= Record set =
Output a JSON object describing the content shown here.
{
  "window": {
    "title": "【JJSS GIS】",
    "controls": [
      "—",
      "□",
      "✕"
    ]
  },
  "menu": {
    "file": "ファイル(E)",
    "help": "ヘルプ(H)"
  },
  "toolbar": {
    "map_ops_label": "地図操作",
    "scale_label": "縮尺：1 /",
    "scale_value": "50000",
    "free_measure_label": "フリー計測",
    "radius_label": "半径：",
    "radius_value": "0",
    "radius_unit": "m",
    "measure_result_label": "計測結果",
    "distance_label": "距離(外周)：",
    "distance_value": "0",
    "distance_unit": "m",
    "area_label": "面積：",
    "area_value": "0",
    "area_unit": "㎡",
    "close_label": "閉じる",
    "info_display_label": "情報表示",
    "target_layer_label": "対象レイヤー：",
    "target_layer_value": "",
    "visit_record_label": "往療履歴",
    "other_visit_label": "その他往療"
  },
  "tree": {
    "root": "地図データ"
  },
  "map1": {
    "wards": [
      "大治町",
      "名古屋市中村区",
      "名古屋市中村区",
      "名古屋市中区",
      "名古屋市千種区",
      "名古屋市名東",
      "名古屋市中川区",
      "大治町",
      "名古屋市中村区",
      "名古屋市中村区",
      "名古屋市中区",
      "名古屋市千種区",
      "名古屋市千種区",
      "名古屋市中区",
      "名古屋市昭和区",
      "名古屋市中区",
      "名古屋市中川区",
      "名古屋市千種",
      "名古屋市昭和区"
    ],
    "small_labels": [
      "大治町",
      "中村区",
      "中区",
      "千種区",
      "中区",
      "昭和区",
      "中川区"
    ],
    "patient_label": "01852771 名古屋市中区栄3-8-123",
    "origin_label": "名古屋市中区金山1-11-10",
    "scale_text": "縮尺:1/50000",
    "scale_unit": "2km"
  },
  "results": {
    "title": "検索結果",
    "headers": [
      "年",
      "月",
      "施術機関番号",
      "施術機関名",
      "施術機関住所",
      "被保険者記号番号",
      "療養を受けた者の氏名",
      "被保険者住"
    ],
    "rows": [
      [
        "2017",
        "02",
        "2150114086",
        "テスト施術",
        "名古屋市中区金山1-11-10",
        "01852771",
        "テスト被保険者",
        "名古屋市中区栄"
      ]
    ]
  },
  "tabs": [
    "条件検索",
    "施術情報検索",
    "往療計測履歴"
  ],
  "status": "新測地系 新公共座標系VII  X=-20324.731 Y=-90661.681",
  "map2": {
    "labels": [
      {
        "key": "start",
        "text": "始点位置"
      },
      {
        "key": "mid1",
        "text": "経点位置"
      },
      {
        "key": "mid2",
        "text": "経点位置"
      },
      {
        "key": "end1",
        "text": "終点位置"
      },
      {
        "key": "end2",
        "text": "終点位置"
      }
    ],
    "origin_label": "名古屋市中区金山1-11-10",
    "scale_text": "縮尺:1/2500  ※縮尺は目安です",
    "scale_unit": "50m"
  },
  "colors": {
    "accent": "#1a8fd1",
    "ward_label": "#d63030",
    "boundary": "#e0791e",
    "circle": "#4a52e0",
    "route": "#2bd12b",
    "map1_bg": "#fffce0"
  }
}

= Stated goal =
The listing above must be transcribed exactly, line by line.

= The output =
Output a JSON object describing the content shown here.
{
  "window": {
    "title": "【JJSS GIS】",
    "controls": [
      "—",
      "□",
      "✕"
    ]
  },
  "menu": {
    "file": "ファイル(E)",
    "help": "ヘルプ(H)"
  },
  "toolbar": {
    "map_ops_label": "地図操作",
    "scale_label": "縮尺：1 /",
    "scale_value": "50000",
    "free_measure_label": "フリー計測",
    "radius_label": "半径：",
    "radius_value": "0",
    "radius_unit": "m",
    "measure_result_label": "計測結果",
    "distance_label": "距離(外周)：",
    "distance_value": "0",
    "distance_unit": "m",
    "area_label": "面積：",
    "area_value": "0",
    "area_unit": "㎡",
    "close_label": "閉じる",
    "info_display_label": "情報表示",
    "target_layer_label": "対象レイヤー：",
    "target_layer_value": "",
    "visit_record_label": "往療履歴",
    "other_visit_label": "その他往療"
  },
  "tree": {
    "root": "地図データ"
  },
  "map1": {
    "wards": [
      "大治町",
      "名古屋市中村区",
      "名古屋市中村区",
      "名古屋市中区",
      "名古屋市千種区",
      "名古屋市名東",
      "名古屋市中川区",
      "大治町",
      "名古屋市中村区",
      "名古屋市中村区",
      "名古屋市中区",
      "名古屋市千種区",
      "名古屋市千種区",
      "名古屋市中区",
      "名古屋市昭和区",
      "名古屋市中区",
      "名古屋市中川区",
      "名古屋市千種",
      "名古屋市昭和区"
    ],
    "small_labels": [
      "大治町",
      "中村区",
      "中区",
      "千種区",
      "中区",
      "昭和区",
      "中川区"
    ],
    "patient_label": "01852771 名古屋市中区栄3-8-123",
    "origin_label": "名古屋市中区金山1-11-10",
    "scale_text": "縮尺:1/50000",
    "scale_unit": "2km"
  },
  "results": {
    "title": "検索結果",
    "headers": [
      "年",
      "月",
      "施術機関番号",
      "施術機関名",
      "施術機関住所",
      "被保険者記号番号",
      "療養を受けた者の氏名",
      "被保険者住"
    ],
    "rows": [
      [
        "2017",
        "02",
        "2150114086",
        "テスト施術",
        "名古屋市中区金山1-11-10",
        "01852771",
        "テスト被保険者",
        "名古屋市中区栄"
      ]
    ]
  },
  "tabs": [
    "条件検索",
    "施術情報検索",
    "往療計測履歴"
  ],
  "status": "新測地系 新公共座標系VII  X=-20324.731 Y=-90661.681",
  "map2": {
    "labels": [
      {
        "key": "start",
        "text": "始点位置"
      },
      {
        "key": "mid1",
        "text": "経点位置"
      },
      {
        "key": "mid2",
        "text": "経点位置"
      },
      {
        "key": "end1",
        "text": "終点位置"
      },
      {
        "key": "end2",
        "text": "終点位置"
      }
    ],
    "origin_label": "名古屋市中区金山1-11-10",
    "scale_text": "縮尺:1/2500  ※縮尺は目安です",
    "scale_unit": "50m"
  },
  "colors": {
    "accent": "#1a8fd1",
    "ward_label": "#d63030",
    "boundary": "#e0791e",
    "circle": "#4a52e0",
    "route": "#2bd12b",
    "map1_bg": "#fffce0"
  }
}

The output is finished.